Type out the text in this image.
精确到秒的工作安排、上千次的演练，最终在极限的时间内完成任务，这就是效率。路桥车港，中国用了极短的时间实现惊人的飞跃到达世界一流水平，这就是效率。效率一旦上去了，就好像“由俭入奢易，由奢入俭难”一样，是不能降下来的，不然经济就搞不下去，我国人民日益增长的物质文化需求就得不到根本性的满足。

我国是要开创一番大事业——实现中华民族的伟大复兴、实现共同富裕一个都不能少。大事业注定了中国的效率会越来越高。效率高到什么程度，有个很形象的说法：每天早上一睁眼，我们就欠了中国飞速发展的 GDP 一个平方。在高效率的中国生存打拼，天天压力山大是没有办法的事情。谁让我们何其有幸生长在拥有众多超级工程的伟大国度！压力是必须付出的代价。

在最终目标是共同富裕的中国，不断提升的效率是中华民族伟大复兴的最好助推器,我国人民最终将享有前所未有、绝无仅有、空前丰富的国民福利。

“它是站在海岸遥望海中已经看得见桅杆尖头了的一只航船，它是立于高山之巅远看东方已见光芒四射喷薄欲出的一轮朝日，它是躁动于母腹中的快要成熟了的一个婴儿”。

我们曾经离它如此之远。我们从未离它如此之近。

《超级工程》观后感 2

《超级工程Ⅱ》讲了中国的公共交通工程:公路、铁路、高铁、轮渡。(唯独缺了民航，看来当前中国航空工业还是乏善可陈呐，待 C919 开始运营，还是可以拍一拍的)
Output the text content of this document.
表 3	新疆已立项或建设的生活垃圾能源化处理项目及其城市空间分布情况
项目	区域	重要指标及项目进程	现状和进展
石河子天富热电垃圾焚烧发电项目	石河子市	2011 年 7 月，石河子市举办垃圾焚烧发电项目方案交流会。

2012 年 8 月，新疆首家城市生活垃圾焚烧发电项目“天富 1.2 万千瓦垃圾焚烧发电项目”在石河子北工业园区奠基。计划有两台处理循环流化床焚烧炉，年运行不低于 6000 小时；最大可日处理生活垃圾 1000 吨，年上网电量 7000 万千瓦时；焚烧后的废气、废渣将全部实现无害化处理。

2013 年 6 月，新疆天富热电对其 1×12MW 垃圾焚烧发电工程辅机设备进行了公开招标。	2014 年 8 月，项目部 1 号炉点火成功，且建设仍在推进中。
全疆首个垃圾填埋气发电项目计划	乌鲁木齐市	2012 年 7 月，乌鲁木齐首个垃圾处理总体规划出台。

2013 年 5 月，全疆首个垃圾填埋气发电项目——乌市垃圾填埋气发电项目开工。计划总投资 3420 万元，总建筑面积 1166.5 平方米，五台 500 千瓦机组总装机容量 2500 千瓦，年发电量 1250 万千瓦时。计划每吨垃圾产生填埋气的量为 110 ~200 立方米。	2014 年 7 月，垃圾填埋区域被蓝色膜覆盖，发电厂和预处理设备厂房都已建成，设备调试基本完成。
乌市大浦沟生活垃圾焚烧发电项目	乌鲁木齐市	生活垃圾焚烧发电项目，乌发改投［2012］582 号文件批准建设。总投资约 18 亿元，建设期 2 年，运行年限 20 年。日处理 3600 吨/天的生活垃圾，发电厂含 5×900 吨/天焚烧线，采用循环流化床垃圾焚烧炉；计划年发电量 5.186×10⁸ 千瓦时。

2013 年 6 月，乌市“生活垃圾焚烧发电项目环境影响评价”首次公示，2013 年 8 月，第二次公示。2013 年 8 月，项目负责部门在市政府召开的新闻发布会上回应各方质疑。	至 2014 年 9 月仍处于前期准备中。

**********

▶ Work to do
Each entry above needs to be retyped exactly.

▶ Task result
Type out the text in this image.
精确到秒的工作安排、上千次的演练，最终在极限的时间内完成任务，这就是效率。路桥车港，中国用了极短的时间实现惊人的飞跃到达世界一流水平，这就是效率。效率一旦上去了，就好像“由俭入奢易，由奢入俭难”一样，是不能降下来的，不然经济就搞不下去，我国人民日益增长的物质文化需求就得不到根本性的满足。

我国是要开创一番大事业——实现中华民族的伟大复兴、实现共同富裕一个都不能少。大事业注定了中国的效率会越来越高。效率高到什么程度，有个很形象的说法：每天早上一睁眼，我们就欠了中国飞速发展的 GDP 一个平方。在高效率的中国生存打拼，天天压力山大是没有办法的事情。谁让我们何其有幸生长在拥有众多超级工程的伟大国度！压力是必须付出的代价。

在最终目标是共同富裕的中国，不断提升的效率是中华民族伟大复兴的最好助推器,我国人民最终将享有前所未有、绝无仅有、空前丰富的国民福利。

“它是站在海岸遥望海中已经看得见桅杆尖头了的一只航船，它是立于高山之巅远看东方已见光芒四射喷薄欲出的一轮朝日，它是躁动于母腹中的快要成熟了的一个婴儿”。

我们曾经离它如此之远。我们从未离它如此之近。

《超级工程》观后感 2

《超级工程Ⅱ》讲了中国的公共交通工程:公路、铁路、高铁、轮渡。(唯独缺了民航，看来当前中国航空工业还是乏善可陈呐，待 C919 开始运营，还是可以拍一拍的)
Output the text content of this document.
表 3	新疆已立项或建设的生活垃圾能源化处理项目及其城市空间分布情况
项目	区域	重要指标及项目进程	现状和进展
石河子天富热电垃圾焚烧发电项目	石河子市	2011 年 7 月，石河子市举办垃圾焚烧发电项目方案交流会。

2012 年 8 月，新疆首家城市生活垃圾焚烧发电项目“天富 1.2 万千瓦垃圾焚烧发电项目”在石河子北工业园区奠基。计划有两台处理循环流化床焚烧炉，年运行不低于 6000 小时；最大可日处理生活垃圾 1000 吨，年上网电量 7000 万千瓦时；焚烧后的废气、废渣将全部实现无害化处理。

2013 年 6 月，新疆天富热电对其 1×12MW 垃圾焚烧发电工程辅机设备进行了公开招标。	2014 年 8 月，项目部 1 号炉点火成功，且建设仍在推进中。
全疆首个垃圾填埋气发电项目计划	乌鲁木齐市	2012 年 7 月，乌鲁木齐首个垃圾处理总体规划出台。

2013 年 5 月，全疆首个垃圾填埋气发电项目——乌市垃圾填埋气发电项目开工。计划总投资 3420 万元，总建筑面积 1166.5 平方米，五台 500 千瓦机组总装机容量 2500 千瓦，年发电量 1250 万千瓦时。计划每吨垃圾产生填埋气的量为 110 ~200 立方米。	2014 年 7 月，垃圾填埋区域被蓝色膜覆盖，发电厂和预处理设备厂房都已建成，设备调试基本完成。
乌市大浦沟生活垃圾焚烧发电项目	乌鲁木齐市	生活垃圾焚烧发电项目，乌发改投［2012］582 号文件批准建设。总投资约 18 亿元，建设期 2 年，运行年限 20 年。日处理 3600 吨/天的生活垃圾，发电厂含 5×900 吨/天焚烧线，采用循环流化床垃圾焚烧炉；计划年发电量 5.186×10⁸ 千瓦时。

2013 年 6 月，乌市“生活垃圾焚烧发电项目环境影响评价”首次公示，2013 年 8 月，第二次公示。2013 年 8 月，项目负责部门在市政府召开的新闻发布会上回应各方质疑。	至 2014 年 9 月仍处于前期准备中。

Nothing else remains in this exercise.